Write out the part of the Indian Lake crappie thread below word for word, starting at "## Snyd (May" and ending at "morning at Loramie.".
-- BEGIN Text provided --
# Indian Crappies



## btsaunders (Sep 30, 2012)

Making first trip to Indian Lake this weekend. Can anybody tell me how the bite has been?


----------



## CHOPIQ (Apr 6, 2004)

Lot of crappies caught Monday in the channels but they were in the 9-10" range. Jigs or minnows about 3-4'.


----------



## Capital outdoorsman (Mar 27, 2006)

Was there sunday. Lots of small ones biting. Hard to find keepers.


----------



## fffisch (Nov 16, 2010)

Anybody catching any crappie or gills in the pads yet ?


----------



## ShakeDown (Apr 5, 2004)

Not so much on the pads, but in the channels (middle, close to the pads) as of Monday. They were on fire, but we didn't spend too much time on em...mainly chasing the eyes.

Caught a few eyes (this being the biggest) and 14 bass...the bass were so thick in certain areas, that eye fishing wasn't an option. All on Big Joshy's!


----------



## Snyd (May 5, 2004)

Nice Report on Indian - Man I may have to head up that way sometime - I never fished Indian but all thought about going up that way.


----------



## fffisch (Nov 16, 2010)

Thanks shakedown. With this cooler weather the crappie should in the pads soon. I live about 7 miles from Lake loramie and 45 miles from Indian. It's cheaper to fish Loramie, but love fishing the pads at Indian. I got 18 nice crappie first thing this morning at Loramie.
-- END Text provided --
-- BEGIN Items --
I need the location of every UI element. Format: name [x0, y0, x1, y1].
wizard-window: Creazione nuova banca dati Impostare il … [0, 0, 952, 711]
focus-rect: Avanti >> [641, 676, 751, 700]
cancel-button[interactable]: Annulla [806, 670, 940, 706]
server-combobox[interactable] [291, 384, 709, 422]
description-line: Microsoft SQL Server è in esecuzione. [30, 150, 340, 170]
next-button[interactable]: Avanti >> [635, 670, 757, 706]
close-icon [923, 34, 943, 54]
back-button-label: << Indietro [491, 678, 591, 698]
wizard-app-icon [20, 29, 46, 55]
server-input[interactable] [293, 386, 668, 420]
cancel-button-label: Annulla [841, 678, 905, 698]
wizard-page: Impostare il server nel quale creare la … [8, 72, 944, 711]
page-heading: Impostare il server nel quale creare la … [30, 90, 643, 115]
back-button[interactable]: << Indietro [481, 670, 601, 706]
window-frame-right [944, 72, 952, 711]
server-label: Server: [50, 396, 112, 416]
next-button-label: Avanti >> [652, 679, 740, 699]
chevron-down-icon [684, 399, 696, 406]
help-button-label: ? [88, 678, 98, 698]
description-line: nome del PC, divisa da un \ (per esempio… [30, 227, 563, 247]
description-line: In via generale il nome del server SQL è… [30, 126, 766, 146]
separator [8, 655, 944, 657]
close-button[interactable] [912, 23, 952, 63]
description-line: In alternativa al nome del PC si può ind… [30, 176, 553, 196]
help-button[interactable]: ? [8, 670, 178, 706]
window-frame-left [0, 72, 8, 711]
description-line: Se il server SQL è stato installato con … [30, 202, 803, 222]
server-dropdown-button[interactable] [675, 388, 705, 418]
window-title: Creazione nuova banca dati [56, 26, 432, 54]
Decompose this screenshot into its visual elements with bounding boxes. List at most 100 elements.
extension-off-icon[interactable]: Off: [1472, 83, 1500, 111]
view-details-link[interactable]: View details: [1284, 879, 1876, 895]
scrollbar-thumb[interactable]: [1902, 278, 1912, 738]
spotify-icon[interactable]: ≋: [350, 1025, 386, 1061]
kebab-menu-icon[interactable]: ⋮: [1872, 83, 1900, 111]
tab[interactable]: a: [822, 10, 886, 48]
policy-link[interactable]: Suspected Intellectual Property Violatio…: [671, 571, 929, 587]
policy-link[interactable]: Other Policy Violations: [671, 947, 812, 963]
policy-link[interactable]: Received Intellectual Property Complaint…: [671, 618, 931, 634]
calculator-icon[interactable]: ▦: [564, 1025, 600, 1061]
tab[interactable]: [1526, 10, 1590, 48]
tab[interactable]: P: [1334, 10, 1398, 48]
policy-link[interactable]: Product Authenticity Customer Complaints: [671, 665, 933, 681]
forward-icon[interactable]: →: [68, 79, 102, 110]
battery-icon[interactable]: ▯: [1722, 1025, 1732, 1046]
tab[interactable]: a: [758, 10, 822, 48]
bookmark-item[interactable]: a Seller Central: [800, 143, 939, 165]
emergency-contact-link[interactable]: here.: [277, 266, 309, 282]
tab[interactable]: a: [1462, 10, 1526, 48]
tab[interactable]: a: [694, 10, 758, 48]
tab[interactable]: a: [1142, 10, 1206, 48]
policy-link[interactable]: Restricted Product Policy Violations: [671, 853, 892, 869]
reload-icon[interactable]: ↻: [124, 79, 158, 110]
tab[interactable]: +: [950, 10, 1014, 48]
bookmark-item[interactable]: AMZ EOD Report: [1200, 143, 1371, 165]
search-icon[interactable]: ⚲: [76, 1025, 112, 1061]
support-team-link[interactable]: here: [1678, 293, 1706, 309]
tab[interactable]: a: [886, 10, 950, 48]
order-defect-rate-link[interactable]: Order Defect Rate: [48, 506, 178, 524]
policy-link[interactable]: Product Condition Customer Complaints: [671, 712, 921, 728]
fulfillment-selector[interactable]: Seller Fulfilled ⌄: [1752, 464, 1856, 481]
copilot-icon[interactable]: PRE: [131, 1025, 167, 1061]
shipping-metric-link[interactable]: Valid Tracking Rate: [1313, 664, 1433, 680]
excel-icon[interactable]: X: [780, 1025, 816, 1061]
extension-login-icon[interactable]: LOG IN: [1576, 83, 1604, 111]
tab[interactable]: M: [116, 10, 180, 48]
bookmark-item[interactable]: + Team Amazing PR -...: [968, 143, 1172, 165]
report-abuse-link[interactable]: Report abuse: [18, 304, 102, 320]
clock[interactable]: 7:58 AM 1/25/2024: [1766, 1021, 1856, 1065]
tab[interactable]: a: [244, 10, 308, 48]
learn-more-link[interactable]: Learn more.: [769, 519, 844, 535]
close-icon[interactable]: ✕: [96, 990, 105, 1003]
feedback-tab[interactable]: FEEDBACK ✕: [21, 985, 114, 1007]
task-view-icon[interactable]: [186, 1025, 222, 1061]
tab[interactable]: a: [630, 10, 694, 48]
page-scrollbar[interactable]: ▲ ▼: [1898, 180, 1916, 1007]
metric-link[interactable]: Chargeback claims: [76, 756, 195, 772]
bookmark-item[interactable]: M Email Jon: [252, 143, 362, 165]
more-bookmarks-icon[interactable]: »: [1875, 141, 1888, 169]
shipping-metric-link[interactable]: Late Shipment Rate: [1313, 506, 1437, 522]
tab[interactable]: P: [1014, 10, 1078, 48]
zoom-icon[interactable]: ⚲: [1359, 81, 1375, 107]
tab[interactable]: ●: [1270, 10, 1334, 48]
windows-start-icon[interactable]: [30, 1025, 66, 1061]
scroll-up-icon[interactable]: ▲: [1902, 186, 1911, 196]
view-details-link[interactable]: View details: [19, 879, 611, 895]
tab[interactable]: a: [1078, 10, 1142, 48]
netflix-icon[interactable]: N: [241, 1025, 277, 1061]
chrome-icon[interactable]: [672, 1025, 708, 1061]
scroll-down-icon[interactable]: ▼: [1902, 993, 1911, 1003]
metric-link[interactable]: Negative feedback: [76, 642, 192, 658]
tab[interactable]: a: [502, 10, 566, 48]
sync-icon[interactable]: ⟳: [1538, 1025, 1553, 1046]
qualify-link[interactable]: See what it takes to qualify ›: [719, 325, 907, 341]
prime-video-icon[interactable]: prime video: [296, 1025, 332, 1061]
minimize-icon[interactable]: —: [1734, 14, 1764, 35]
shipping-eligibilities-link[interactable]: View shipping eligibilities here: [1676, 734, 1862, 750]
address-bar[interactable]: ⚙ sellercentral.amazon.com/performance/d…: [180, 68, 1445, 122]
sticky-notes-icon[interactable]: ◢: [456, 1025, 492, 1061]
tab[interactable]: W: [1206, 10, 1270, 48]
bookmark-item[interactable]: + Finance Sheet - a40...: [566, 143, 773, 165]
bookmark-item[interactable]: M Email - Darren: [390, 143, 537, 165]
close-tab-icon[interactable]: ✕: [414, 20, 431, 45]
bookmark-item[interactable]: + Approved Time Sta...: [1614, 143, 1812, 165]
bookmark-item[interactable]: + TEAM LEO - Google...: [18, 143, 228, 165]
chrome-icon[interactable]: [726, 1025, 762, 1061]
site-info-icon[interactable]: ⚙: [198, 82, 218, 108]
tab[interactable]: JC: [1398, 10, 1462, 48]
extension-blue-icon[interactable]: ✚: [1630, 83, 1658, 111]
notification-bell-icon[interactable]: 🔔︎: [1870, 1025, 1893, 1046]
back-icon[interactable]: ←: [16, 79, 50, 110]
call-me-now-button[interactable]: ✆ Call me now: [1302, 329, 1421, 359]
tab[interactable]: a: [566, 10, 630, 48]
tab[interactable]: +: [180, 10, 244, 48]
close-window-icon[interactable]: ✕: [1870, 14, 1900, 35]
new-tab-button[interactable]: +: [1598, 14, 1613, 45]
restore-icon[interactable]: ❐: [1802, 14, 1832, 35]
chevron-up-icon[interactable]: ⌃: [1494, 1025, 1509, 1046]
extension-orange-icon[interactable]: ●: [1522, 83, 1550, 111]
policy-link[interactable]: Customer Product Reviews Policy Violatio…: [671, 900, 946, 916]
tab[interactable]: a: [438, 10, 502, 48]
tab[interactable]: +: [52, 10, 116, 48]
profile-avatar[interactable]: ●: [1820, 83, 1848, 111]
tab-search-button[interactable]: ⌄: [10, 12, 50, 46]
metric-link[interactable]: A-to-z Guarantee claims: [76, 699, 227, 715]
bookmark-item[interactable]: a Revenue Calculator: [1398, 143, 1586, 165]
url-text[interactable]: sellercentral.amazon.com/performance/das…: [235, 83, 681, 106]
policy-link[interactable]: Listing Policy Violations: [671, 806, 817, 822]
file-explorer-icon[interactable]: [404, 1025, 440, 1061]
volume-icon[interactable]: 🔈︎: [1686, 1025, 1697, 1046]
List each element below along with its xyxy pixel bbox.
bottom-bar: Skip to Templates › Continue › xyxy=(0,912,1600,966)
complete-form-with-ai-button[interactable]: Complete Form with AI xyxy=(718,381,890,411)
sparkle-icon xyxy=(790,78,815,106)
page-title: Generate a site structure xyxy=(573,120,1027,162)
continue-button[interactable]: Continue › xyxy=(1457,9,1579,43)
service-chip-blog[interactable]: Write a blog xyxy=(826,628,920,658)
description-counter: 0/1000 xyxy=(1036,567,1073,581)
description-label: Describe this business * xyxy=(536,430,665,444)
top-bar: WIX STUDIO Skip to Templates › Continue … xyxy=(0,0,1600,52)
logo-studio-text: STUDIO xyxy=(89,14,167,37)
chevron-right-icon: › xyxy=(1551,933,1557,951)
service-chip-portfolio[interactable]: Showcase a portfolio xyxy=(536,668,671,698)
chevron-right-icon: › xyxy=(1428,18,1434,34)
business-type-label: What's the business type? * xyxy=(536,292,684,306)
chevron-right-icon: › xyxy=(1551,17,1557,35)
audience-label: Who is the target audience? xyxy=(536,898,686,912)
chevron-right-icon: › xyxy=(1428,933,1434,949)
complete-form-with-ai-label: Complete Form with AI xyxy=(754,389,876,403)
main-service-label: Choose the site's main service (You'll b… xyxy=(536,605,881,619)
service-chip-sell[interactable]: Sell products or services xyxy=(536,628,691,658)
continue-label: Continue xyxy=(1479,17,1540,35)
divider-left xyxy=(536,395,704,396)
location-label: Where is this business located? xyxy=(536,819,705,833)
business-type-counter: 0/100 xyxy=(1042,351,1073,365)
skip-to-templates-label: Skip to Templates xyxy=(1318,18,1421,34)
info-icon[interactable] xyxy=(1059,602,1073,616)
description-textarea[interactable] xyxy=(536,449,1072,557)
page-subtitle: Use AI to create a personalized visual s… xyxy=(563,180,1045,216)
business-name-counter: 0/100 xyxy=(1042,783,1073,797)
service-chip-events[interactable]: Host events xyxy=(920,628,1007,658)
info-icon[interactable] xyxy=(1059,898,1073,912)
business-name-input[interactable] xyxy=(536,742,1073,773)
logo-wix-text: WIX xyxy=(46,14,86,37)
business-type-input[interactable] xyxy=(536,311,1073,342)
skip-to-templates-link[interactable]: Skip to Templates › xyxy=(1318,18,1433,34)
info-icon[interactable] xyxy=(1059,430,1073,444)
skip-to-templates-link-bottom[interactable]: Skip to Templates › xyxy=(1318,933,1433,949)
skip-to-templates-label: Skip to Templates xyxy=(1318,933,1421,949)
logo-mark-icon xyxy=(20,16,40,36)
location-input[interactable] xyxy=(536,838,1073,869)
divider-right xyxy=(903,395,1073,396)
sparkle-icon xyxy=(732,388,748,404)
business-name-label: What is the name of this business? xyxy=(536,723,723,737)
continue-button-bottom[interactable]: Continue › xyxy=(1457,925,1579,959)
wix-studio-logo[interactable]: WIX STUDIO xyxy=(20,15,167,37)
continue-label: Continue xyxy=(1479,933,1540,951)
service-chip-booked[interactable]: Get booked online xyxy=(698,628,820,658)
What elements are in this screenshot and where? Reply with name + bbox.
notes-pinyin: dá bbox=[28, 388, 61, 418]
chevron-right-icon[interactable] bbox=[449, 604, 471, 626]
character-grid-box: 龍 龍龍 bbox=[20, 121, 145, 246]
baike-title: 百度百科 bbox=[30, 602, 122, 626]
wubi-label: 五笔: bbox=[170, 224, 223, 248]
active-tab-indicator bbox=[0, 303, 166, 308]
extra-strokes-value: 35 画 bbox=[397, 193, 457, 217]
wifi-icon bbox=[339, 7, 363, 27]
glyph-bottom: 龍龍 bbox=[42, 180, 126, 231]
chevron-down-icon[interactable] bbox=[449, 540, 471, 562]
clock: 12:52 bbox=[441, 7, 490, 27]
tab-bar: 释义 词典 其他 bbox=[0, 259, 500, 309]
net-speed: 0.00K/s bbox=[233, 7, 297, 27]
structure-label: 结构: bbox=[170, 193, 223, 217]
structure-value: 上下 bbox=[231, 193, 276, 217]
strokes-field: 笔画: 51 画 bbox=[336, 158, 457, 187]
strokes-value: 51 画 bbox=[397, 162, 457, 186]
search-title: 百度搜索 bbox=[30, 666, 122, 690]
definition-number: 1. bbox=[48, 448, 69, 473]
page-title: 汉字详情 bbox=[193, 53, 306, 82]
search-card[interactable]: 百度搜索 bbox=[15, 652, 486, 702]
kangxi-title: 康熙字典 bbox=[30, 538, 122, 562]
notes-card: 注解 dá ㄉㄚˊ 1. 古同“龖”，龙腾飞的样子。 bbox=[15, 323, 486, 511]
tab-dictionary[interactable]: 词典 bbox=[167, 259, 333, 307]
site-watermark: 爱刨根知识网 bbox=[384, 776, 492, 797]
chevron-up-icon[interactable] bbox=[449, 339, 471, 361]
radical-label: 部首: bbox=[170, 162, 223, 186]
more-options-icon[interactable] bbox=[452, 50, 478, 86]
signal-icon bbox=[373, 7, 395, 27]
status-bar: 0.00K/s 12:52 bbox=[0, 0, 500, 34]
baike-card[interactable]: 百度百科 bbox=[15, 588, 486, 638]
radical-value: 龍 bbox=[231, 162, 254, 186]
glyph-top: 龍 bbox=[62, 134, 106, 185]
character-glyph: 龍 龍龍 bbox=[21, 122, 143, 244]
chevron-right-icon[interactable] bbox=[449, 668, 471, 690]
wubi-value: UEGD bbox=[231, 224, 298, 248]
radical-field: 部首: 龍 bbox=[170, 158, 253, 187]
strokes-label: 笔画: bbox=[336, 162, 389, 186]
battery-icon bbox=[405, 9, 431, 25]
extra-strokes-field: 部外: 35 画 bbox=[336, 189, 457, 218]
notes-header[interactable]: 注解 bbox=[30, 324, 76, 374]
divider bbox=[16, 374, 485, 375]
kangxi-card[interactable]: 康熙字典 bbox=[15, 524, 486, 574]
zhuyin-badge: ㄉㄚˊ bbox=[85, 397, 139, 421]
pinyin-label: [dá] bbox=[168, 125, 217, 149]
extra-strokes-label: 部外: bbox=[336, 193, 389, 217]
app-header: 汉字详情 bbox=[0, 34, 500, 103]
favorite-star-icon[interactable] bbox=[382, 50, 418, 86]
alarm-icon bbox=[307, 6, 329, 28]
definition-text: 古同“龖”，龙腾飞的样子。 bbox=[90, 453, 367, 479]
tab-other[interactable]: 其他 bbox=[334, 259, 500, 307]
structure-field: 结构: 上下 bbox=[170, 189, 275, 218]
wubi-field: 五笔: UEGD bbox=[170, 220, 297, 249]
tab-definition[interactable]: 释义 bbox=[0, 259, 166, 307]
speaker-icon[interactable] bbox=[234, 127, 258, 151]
-- END Items --
_Exercise result_.
## Snyd (May 5, 2004)

Nice Report on Indian - Man I may have to head up that way sometime - I never fished Indian but all thought about going up that way.


----------



## fffisch (Nov 16, 2010)

Thanks shakedown. With this cooler weather the crappie should in the pads soon. I live about 7 miles from Lake loramie and 45 miles from Indian. It's cheaper to fish Loramie, but love fishing the pads at Indian. I got 18 nice crappie first thing this morning at Loramie.